Figure dataset records

----

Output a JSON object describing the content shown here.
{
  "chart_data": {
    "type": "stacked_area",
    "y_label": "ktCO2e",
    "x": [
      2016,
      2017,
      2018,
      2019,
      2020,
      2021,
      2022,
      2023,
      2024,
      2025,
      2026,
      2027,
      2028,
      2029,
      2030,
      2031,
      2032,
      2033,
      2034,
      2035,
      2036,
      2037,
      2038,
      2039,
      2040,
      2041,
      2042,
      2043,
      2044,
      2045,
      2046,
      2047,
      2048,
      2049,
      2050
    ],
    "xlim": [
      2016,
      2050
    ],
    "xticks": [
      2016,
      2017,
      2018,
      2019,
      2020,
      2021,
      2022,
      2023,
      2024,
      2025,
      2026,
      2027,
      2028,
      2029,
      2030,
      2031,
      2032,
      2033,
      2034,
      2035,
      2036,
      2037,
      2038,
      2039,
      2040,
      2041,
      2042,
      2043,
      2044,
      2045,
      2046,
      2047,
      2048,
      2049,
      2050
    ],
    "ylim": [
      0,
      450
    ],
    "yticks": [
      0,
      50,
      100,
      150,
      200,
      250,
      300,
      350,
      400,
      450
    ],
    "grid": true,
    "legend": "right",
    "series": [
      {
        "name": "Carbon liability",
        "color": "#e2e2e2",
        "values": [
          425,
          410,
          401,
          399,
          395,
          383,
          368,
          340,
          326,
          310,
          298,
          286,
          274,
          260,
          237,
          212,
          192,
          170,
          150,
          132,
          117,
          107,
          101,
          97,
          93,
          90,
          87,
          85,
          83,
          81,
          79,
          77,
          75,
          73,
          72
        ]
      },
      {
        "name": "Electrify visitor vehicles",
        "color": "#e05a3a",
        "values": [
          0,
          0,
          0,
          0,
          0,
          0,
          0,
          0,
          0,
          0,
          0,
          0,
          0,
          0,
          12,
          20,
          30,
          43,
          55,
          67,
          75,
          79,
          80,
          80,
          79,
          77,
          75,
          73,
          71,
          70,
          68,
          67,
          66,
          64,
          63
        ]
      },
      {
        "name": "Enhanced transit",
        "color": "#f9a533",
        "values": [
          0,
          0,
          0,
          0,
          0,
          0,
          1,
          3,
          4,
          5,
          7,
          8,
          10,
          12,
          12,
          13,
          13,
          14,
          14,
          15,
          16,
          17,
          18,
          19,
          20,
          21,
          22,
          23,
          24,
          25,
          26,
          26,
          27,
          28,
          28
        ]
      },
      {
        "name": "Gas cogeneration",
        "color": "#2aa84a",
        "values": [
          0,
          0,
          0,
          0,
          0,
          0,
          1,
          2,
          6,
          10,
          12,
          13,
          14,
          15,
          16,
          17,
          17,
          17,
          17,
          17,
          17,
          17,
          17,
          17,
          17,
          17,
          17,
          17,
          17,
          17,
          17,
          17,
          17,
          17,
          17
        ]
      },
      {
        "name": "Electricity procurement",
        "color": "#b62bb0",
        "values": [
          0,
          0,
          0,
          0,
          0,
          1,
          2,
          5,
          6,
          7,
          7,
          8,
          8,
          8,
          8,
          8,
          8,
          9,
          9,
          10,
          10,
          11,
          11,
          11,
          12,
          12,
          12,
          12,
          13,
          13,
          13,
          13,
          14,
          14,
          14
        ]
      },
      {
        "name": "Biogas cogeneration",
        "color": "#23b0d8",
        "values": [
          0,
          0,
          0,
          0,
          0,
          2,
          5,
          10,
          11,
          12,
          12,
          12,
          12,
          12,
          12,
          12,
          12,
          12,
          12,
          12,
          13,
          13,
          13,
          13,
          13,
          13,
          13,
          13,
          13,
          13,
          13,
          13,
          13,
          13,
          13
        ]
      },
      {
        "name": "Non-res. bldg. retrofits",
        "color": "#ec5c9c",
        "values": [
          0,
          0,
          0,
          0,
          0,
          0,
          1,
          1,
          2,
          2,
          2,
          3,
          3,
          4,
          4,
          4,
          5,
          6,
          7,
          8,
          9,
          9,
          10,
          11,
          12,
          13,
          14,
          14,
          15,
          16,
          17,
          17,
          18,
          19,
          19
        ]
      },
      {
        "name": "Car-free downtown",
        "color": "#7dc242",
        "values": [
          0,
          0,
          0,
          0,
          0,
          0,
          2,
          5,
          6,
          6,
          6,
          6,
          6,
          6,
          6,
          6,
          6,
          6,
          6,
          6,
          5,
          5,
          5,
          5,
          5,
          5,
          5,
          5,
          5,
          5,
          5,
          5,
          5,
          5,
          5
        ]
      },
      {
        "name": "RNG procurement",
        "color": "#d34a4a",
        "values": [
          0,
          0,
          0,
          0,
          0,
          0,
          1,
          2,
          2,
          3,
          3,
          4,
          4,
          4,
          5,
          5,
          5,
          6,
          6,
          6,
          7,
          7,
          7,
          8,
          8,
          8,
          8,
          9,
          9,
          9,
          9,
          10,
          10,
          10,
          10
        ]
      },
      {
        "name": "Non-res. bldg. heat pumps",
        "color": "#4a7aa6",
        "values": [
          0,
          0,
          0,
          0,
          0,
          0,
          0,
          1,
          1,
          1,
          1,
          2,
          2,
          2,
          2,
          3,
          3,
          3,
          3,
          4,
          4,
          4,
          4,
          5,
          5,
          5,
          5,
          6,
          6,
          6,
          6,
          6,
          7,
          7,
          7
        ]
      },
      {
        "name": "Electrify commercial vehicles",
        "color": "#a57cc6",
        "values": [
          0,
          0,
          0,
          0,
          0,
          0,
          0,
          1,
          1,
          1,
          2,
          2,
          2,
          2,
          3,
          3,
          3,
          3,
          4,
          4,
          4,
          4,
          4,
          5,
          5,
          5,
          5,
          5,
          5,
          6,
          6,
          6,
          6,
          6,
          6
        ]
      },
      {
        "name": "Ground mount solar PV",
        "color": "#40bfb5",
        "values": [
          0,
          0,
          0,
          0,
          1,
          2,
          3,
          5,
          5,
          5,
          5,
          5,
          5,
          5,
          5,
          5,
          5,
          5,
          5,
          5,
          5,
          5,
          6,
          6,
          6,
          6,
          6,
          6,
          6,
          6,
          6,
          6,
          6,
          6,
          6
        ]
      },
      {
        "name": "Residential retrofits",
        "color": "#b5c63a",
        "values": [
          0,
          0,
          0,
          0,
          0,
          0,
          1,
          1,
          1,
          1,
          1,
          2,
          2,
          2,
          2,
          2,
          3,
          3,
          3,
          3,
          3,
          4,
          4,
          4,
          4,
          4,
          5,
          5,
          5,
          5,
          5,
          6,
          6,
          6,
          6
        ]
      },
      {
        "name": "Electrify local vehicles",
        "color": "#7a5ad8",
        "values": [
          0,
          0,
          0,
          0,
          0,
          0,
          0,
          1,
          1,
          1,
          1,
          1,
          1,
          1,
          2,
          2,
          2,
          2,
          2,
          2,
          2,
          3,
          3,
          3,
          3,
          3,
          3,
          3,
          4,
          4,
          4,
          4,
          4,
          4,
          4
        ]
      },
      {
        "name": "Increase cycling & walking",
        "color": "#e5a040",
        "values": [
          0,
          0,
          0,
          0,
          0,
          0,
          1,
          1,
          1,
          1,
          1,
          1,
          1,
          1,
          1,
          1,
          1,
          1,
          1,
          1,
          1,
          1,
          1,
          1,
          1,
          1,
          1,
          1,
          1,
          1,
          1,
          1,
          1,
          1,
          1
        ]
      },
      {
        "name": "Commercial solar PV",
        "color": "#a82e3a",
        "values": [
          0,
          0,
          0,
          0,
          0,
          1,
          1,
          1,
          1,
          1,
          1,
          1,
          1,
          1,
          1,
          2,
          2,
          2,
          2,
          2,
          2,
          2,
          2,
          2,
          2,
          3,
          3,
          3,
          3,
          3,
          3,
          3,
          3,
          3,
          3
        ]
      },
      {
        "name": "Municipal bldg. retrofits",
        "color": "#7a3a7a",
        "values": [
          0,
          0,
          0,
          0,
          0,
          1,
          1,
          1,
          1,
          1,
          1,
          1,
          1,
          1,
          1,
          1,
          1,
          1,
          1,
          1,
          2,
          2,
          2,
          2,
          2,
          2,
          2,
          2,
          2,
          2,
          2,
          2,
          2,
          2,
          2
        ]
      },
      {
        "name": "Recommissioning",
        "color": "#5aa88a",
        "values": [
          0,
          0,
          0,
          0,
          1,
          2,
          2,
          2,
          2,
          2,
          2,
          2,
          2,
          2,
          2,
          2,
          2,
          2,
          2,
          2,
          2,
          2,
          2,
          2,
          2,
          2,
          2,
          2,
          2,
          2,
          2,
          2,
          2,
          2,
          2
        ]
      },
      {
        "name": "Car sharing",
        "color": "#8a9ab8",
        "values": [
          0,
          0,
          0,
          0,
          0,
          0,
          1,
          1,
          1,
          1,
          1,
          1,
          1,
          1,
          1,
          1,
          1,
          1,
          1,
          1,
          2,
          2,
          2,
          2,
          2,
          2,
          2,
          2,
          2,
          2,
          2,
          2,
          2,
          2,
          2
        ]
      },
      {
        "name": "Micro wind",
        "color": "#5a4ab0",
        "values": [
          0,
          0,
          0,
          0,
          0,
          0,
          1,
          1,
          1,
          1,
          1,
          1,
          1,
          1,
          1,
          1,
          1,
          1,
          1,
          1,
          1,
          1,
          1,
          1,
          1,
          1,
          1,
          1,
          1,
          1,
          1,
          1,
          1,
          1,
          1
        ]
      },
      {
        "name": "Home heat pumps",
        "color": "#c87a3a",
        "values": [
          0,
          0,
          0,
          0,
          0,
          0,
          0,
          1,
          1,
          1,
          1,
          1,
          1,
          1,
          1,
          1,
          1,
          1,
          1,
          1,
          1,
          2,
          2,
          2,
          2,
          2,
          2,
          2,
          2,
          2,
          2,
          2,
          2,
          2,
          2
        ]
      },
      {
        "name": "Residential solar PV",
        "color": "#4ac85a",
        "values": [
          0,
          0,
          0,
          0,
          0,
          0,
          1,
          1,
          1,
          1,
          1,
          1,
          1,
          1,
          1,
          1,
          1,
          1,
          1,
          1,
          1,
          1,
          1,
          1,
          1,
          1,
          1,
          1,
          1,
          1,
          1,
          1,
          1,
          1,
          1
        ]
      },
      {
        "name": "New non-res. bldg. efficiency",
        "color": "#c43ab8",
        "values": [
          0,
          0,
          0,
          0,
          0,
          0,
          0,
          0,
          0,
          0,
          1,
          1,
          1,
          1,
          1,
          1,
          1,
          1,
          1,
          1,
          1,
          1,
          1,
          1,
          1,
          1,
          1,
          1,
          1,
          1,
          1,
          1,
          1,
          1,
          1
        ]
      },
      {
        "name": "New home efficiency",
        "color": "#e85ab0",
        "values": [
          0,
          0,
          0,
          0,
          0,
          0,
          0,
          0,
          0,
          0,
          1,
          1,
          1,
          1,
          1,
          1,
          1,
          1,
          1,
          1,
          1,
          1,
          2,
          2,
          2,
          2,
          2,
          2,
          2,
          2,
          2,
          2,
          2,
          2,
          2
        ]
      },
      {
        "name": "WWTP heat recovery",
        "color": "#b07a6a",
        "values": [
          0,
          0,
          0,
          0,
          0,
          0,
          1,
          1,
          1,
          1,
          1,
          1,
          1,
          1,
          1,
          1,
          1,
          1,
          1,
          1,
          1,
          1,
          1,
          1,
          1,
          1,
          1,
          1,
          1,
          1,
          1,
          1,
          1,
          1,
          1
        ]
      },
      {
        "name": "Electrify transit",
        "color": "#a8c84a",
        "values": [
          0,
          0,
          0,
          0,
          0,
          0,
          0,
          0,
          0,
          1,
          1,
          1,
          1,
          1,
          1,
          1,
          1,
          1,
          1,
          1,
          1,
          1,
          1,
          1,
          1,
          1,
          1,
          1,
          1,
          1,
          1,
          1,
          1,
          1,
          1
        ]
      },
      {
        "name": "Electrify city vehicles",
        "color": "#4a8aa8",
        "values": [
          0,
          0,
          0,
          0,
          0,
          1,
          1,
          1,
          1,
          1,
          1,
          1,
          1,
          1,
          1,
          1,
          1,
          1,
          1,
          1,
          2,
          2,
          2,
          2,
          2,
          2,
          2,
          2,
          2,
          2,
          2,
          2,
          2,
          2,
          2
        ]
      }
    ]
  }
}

----

» Written problem
Copy each line above that contains the string "vehicles".

» Answer to the exercise
        "name": "Electrify visitor vehicles",
        "name": "Electrify commercial vehicles",
        "name": "Electrify local vehicles",
        "name": "Electrify city vehicles",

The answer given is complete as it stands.